____ RECORDS PROVIDED

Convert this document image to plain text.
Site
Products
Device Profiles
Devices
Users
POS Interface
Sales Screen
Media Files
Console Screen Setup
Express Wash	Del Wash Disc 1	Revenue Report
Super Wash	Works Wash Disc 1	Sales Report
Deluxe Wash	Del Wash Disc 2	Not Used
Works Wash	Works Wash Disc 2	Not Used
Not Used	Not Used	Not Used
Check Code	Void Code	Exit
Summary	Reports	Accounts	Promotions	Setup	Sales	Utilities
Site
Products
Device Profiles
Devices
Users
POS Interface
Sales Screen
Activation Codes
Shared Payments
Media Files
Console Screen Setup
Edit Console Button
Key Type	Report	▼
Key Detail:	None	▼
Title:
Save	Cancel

________

## REQUIRED WORK
For the data above, state how many lines contain "Works"; the number is the whole answer.

## WRITTEN ANSWER
2